» **What you need to do**: Type out the data exactly as given. Skip any image.
━━━━━ Records for this task ━━━━━
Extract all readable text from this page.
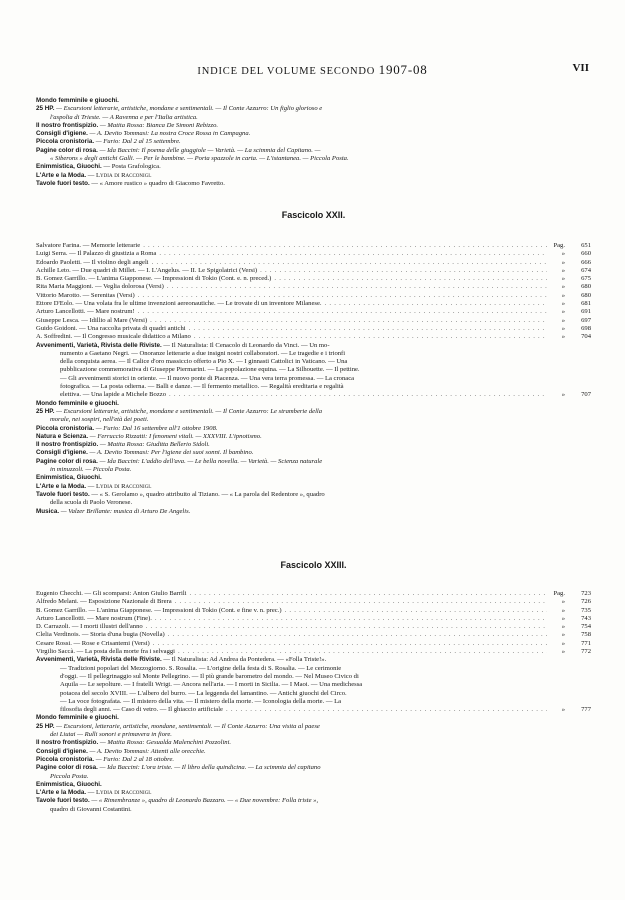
INDICE DEL VOLUME SECONDO 1907-08	VII
Mondo femminile e giuochi.
25 HP. — Escursioni letterarie, artistiche, mondane e sentimentali. — Il Conte Azzurro: Un figlio glorioso e
l'aspolia di Trieste. — A Ravenna e per l'Italia artistica.
Il nostro frontispizio. — Matita Rossa: Bianca De Simoni Rebizzo.
Consigli d'igiene. — A. Devito Tommasi: La nostra Croce Rossa in Campagna.
Piccola cronistoria. — Furio: Dal 2 al 15 settembre.
Pagine color di rosa. — Ida Baccini: Il poema delle giuggiole — Varietà. — La scimmia del Capitano. —
« Siberons » degli antichi Galli. — Per le bambine. — Porta spazzole in carta. — L'istantanea. — Piccola Posta.
Enimmistica, Giuochi. — Posta Grafologica.
L'Arte e la Moda. — Lydia di Racconigi.
Tavole fuori testo. — « Amore rustico » quadro di Giacomo Favretto.
Fascicolo XXII.
Salvatore Farina. — Memorie letterarie .....	Pag.	651
Luigi Serra. — Il Palazzo di giustizia a Roma .....	»	660
Edoardo Paoletti. — Il violino degli angeli .....	»	666
Achille Leto. — Due quadri di Millet. — I. L'Angelus. — II. Le Spigolatrici (Versi) .....	»	674
B. Gomez Garrillo. — L'anima Giapponese. — Impressioni di Tokio (Cont. e. n. preced.) .....	»	675
Rita Maria Maggioni. — Veglia dolorosa (Versi) .....	»	680
Vittorio Marotto. — Serenitas (Versi) .....	»	680
Ettore D'Eolo. — Una volata fra le ultime invenzioni aereonautiche. — Le trovate di un inventore Milanese. .....	»	681
Arturo Lancellotti. — Mare nostrum! .....	»	691
Giuseppe Lesca. — Idillio al Mare (Versi) .....	»	697
Guido Goidoni. — Una raccolta privata di quadri antichi .....	»	698
A. Soffredini. — Il Congresso musicale didattico a Milano .....	»	704
Avvenimenti, Varietà, Rivista delle Riviste. — Il Naturalista: Il Cenacolo di Leonardo da Vinci. — Un mo-
numento a Gaetano Negri. — Onoranze letterarie a due insigni nostri collaboratori. — Le tragedie e i trionfi
della conquista aerea. — Il Calice d'oro massiccio offerto a Pio X. — I ginnasti Cattolici in Vaticano. — Una
pubblicazione commemorativa di Giuseppe Piermarini. — La popolazione equina. — La Silhouette. — Il pettine.
— Gli avvenimenti storici in oriente. — Il nuovo ponte di Piacenza. — Una vera terra promessa. — La cronaca
fotografica. — La posta odierna. — Balli e danze. — Il fermento metallico. — Regalità ereditaria e regalità
elettiva. — Una lapide a Michele Bozzo .....	»	707
Mondo femminile e giuochi.
25 HP. — Escursioni letterarie, artistiche, mondane e sentimentali. — Il Conte Azzurro: Le stramberie della
morale, nei sospiri, nell'età dei poeti.
Piccola cronistoria. — Furio: Dal 16 settembre all'1 ottobre 1908.
Natura e Scienza. — Ferruccio Rizzatti: I fenomeni vitali. — XXXVIII. L'ipnotismo.
Il nostro frontispizio. — Matita Rossa: Giuditta Bellerio Sidoli.
Consigli d'igiene. — A. Devito Tommasi: Per l'igiene dei suoi sonni. Il bambino.
Pagine color di rosa. — Ida Baccini: L'addio dell'ava. — Le bella novella. — Varietà. — Scienza naturale
in minuzzoli. — Piccola Posta.
Enimmistica, Giuochi.
L'Arte e la Moda. — Lydia di Racconigi.
Tavole fuori testo. — « S. Gerolamo », quadro attribuito al Tiziano. — « La parola del Redentore », quadro
della scuola di Paolo Veronese.
Musica. — Valzer Brillante: musica di Arturo De Angelis.
Fascicolo XXIII.
Eugenio Checchi. — Gli scomparsi: Anton Giulio Barrili .....	Pag.	723
Alfredo Melani. — Esposizione Nazionale di Brera .....	»	726
B. Gomez Garrillo. — L'anima Giapponese. — Impressioni di Tokio (Cont. e fine v. n. prec.) .....	»	735
Arturo Lancellotti. — Mare nostrum (Fine). .....	»	743
D. Carrazoli. — I morti illustri dell'anno .....	»	754
Clelia Verdinois. — Storia d'una bugia (Novella) .....	»	758
Cesare Rossi. — Rose e Crisantemi (Versi) .....	»	771
Virgilio Saccà. — La posta della morte fra i selvaggi .....	»	772
Avvenimenti, Varietà, Rivista delle Riviste. — Il Naturalista: Ad Andrea da Pontedera. — «Folla Triste!».
— Tradizioni popolari del Mezzogiorno. S. Rosalia. — L'origine della festa di S. Rosalia. — Le cerimonie
d'oggi. — Il pellegrinaggio sul Monte Pellegrino. — Il più grande barometro del mondo. — Nel Museo Civico di
Aquila — Le sepolture. — I fratelli Wrigt. — Ancora nell'aria. — I morti in Sicilia. — I Maoi. — Una medichessa
potacea del secolo XVIII. — L'albero del burro. — La leggenda del lamantino. — Antichi giuochi del Circo.
— La voce fotografata. — Il mistero della vita. — Il mistero della morte. — Iconologia della morte. — La
filosofia degli anni. — Caso di vetro. — Il ghiaccio artificiale .....	»	777
Mondo femminile e giuochi.
25 HP. — Escursioni, letterarie, artistiche, mondane, sentimentali. — Il Conte Azzurro: Una visita al paese
dei Liutai — Rulli sonori e primavera in fiore.
Il nostro frontispizio. — Matita Rossa: Gesualda Malenchini Pozzolini.
Consigli d'igiene. — A. Devito Tommasi: Attenti alle orecchie.
Piccola cronistoria. — Furio: Dal 2 al 18 ottobre.
Pagine color di rosa. — Ida Baccini: L'ora triste. — Il libro della quindicina. — La scimmia del capitano
Piccola Posta.
Enimmistica, Giuochi.
L'Arte e la Moda. — Lydia di Racconigi.
Tavole fuori testo. — « Rimembranze », quadro di Leonardo Bazzaro. — « Due novembre: Folla triste »,
quadro di Giovanni Costantini.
━━━━━
» **Solution to the exercise**:
Extract all readable text from this page.
INDICE DEL VOLUME SECONDO 1907-08	VII
Mondo femminile e giuochi.
25 HP. — Escursioni letterarie, artistiche, mondane e sentimentali. — Il Conte Azzurro: Un figlio glorioso e
l'aspolia di Trieste. — A Ravenna e per l'Italia artistica.
Il nostro frontispizio. — Matita Rossa: Bianca De Simoni Rebizzo.
Consigli d'igiene. — A. Devito Tommasi: La nostra Croce Rossa in Campagna.
Piccola cronistoria. — Furio: Dal 2 al 15 settembre.
Pagine color di rosa. — Ida Baccini: Il poema delle giuggiole — Varietà. — La scimmia del Capitano. —
« Siberons » degli antichi Galli. — Per le bambine. — Porta spazzole in carta. — L'istantanea. — Piccola Posta.
Enimmistica, Giuochi. — Posta Grafologica.
L'Arte e la Moda. — Lydia di Racconigi.
Tavole fuori testo. — « Amore rustico » quadro di Giacomo Favretto.
Fascicolo XXII.
Salvatore Farina. — Memorie letterarie .....	Pag.	651
Luigi Serra. — Il Palazzo di giustizia a Roma .....	»	660
Edoardo Paoletti. — Il violino degli angeli .....	»	666
Achille Leto. — Due quadri di Millet. — I. L'Angelus. — II. Le Spigolatrici (Versi) .....	»	674
B. Gomez Garrillo. — L'anima Giapponese. — Impressioni di Tokio (Cont. e. n. preced.) .....	»	675
Rita Maria Maggioni. — Veglia dolorosa (Versi) .....	»	680
Vittorio Marotto. — Serenitas (Versi) .....	»	680
Ettore D'Eolo. — Una volata fra le ultime invenzioni aereonautiche. — Le trovate di un inventore Milanese. .....	»	681
Arturo Lancellotti. — Mare nostrum! .....	»	691
Giuseppe Lesca. — Idillio al Mare (Versi) .....	»	697
Guido Goidoni. — Una raccolta privata di quadri antichi .....	»	698
A. Soffredini. — Il Congresso musicale didattico a Milano .....	»	704
Avvenimenti, Varietà, Rivista delle Riviste. — Il Naturalista: Il Cenacolo di Leonardo da Vinci. — Un mo-
numento a Gaetano Negri. — Onoranze letterarie a due insigni nostri collaboratori. — Le tragedie e i trionfi
della conquista aerea. — Il Calice d'oro massiccio offerto a Pio X. — I ginnasti Cattolici in Vaticano. — Una
pubblicazione commemorativa di Giuseppe Piermarini. — La popolazione equina. — La Silhouette. — Il pettine.
— Gli avvenimenti storici in oriente. — Il nuovo ponte di Piacenza. — Una vera terra promessa. — La cronaca
fotografica. — La posta odierna. — Balli e danze. — Il fermento metallico. — Regalità ereditaria e regalità
elettiva. — Una lapide a Michele Bozzo .....	»	707
Mondo femminile e giuochi.
25 HP. — Escursioni letterarie, artistiche, mondane e sentimentali. — Il Conte Azzurro: Le stramberie della
morale, nei sospiri, nell'età dei poeti.
Piccola cronistoria. — Furio: Dal 16 settembre all'1 ottobre 1908.
Natura e Scienza. — Ferruccio Rizzatti: I fenomeni vitali. — XXXVIII. L'ipnotismo.
Il nostro frontispizio. — Matita Rossa: Giuditta Bellerio Sidoli.
Consigli d'igiene. — A. Devito Tommasi: Per l'igiene dei suoi sonni. Il bambino.
Pagine color di rosa. — Ida Baccini: L'addio dell'ava. — Le bella novella. — Varietà. — Scienza naturale
in minuzzoli. — Piccola Posta.
Enimmistica, Giuochi.
L'Arte e la Moda. — Lydia di Racconigi.
Tavole fuori testo. — « S. Gerolamo », quadro attribuito al Tiziano. — « La parola del Redentore », quadro
della scuola di Paolo Veronese.
Musica. — Valzer Brillante: musica di Arturo De Angelis.
Fascicolo XXIII.
Eugenio Checchi. — Gli scomparsi: Anton Giulio Barrili .....	Pag.	723
Alfredo Melani. — Esposizione Nazionale di Brera .....	»	726
B. Gomez Garrillo. — L'anima Giapponese. — Impressioni di Tokio (Cont. e fine v. n. prec.) .....	»	735
Arturo Lancellotti. — Mare nostrum (Fine). .....	»	743
D. Carrazoli. — I morti illustri dell'anno .....	»	754
Clelia Verdinois. — Storia d'una bugia (Novella) .....	»	758
Cesare Rossi. — Rose e Crisantemi (Versi) .....	»	771
Virgilio Saccà. — La posta della morte fra i selvaggi .....	»	772
Avvenimenti, Varietà, Rivista delle Riviste. — Il Naturalista: Ad Andrea da Pontedera. — «Folla Triste!».
— Tradizioni popolari del Mezzogiorno. S. Rosalia. — L'origine della festa di S. Rosalia. — Le cerimonie
d'oggi. — Il pellegrinaggio sul Monte Pellegrino. — Il più grande barometro del mondo. — Nel Museo Civico di
Aquila — Le sepolture. — I fratelli Wrigt. — Ancora nell'aria. — I morti in Sicilia. — I Maoi. — Una medichessa
potacea del secolo XVIII. — L'albero del burro. — La leggenda del lamantino. — Antichi giuochi del Circo.
— La voce fotografata. — Il mistero della vita. — Il mistero della morte. — Iconologia della morte. — La
filosofia degli anni. — Caso di vetro. — Il ghiaccio artificiale .....	»	777
Mondo femminile e giuochi.
25 HP. — Escursioni, letterarie, artistiche, mondane, sentimentali. — Il Conte Azzurro: Una visita al paese
dei Liutai — Rulli sonori e primavera in fiore.
Il nostro frontispizio. — Matita Rossa: Gesualda Malenchini Pozzolini.
Consigli d'igiene. — A. Devito Tommasi: Attenti alle orecchie.
Piccola cronistoria. — Furio: Dal 2 al 18 ottobre.
Pagine color di rosa. — Ida Baccini: L'ora triste. — Il libro della quindicina. — La scimmia del capitano
Piccola Posta.
Enimmistica, Giuochi.
L'Arte e la Moda. — Lydia di Racconigi.
Tavole fuori testo. — « Rimembranze », quadro di Leonardo Bazzaro. — « Due novembre: Folla triste »,
quadro di Giovanni Costantini.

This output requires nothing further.